▶ Task directions
Your answer should be the lines of the material that include the word "University".

▶ Material provided
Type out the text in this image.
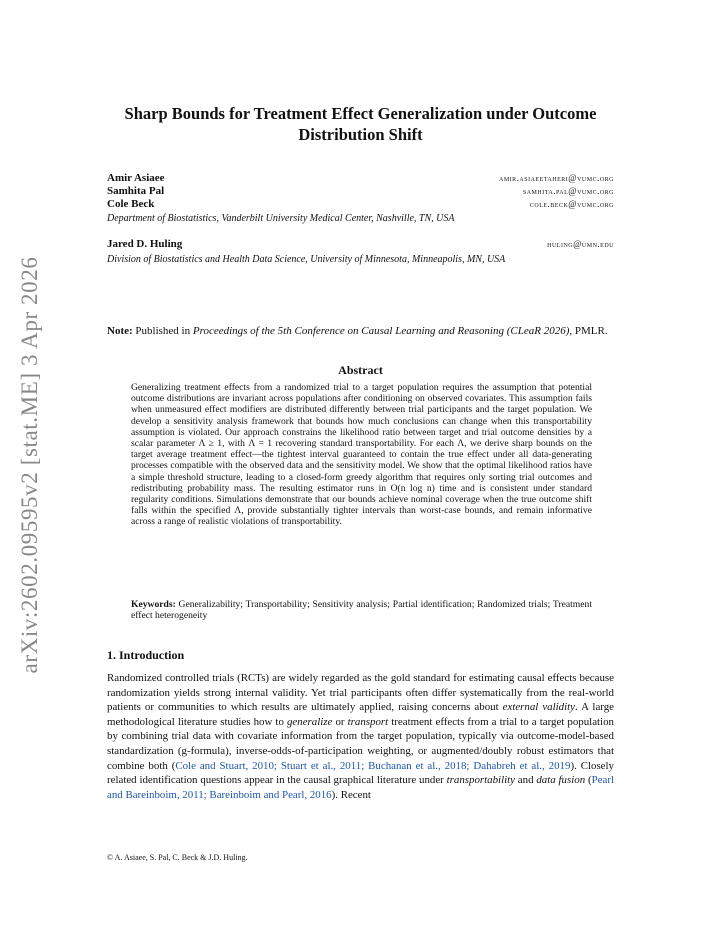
arXiv:2602.09595v2 [stat.ME] 3 Apr 2026
Sharp Bounds for Treatment Effect Generalization under Outcome Distribution Shift
Amir Asiaee	amir.asiaeetaheri@vumc.org
Samhita Pal	samhita.pal@vumc.org
Cole Beck	cole.beck@vumc.org
Department of Biostatistics, Vanderbilt University Medical Center, Nashville, TN, USA
Jared D. Huling	huling@umn.edu
Division of Biostatistics and Health Data Science, University of Minnesota, Minneapolis, MN, USA
Note: Published in Proceedings of the 5th Conference on Causal Learning and Reasoning (CLeaR 2026), PMLR.
Abstract
Generalizing treatment effects from a randomized trial to a target population requires the assumption that potential outcome distributions are invariant across populations after conditioning on observed covariates. This assumption fails when unmeasured effect modifiers are distributed differently between trial participants and the target population. We develop a sensitivity analysis framework that bounds how much conclusions can change when this transportability assumption is violated. Our approach constrains the likelihood ratio between target and trial outcome densities by a scalar parameter Λ ≥ 1, with Λ = 1 recovering standard transportability. For each Λ, we derive sharp bounds on the target average treatment effect—the tightest interval guaranteed to contain the true effect under all data-generating processes compatible with the observed data and the sensitivity model. We show that the optimal likelihood ratios have a simple threshold structure, leading to a closed-form greedy algorithm that requires only sorting trial outcomes and redistributing probability mass. The resulting estimator runs in O(n log n) time and is consistent under standard regularity conditions. Simulations demonstrate that our bounds achieve nominal coverage when the true outcome shift falls within the specified Λ, provide substantially tighter intervals than worst-case bounds, and remain informative across a range of realistic violations of transportability.
Keywords: Generalizability; Transportability; Sensitivity analysis; Partial identification; Randomized trials; Treatment effect heterogeneity
1. Introduction
Randomized controlled trials (RCTs) are widely regarded as the gold standard for estimating causal effects because randomization yields strong internal validity. Yet trial participants often differ systematically from the real-world patients or communities to which results are ultimately applied, raising concerns about external validity. A large methodological literature studies how to generalize or transport treatment effects from a trial to a target population by combining trial data with covariate information from the target population, typically via outcome-model-based standardization (g-formula), inverse-odds-of-participation weighting, or augmented/doubly robust estimators that combine both (Cole and Stuart, 2010; Stuart et al., 2011; Buchanan et al., 2018; Dahabreh et al., 2019). Closely related identification questions appear in the causal graphical literature under transportability and data fusion (Pearl and Bareinboim, 2011; Bareinboim and Pearl, 2016). Recent
© A. Asiaee, S. Pal, C. Beck & J.D. Huling.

▶ Answer to this task
Department of Biostatistics, Vanderbilt University Medical Center, Nashville, TN, USA
Division of Biostatistics and Health Data Science, University of Minnesota, Minneapolis, MN, USA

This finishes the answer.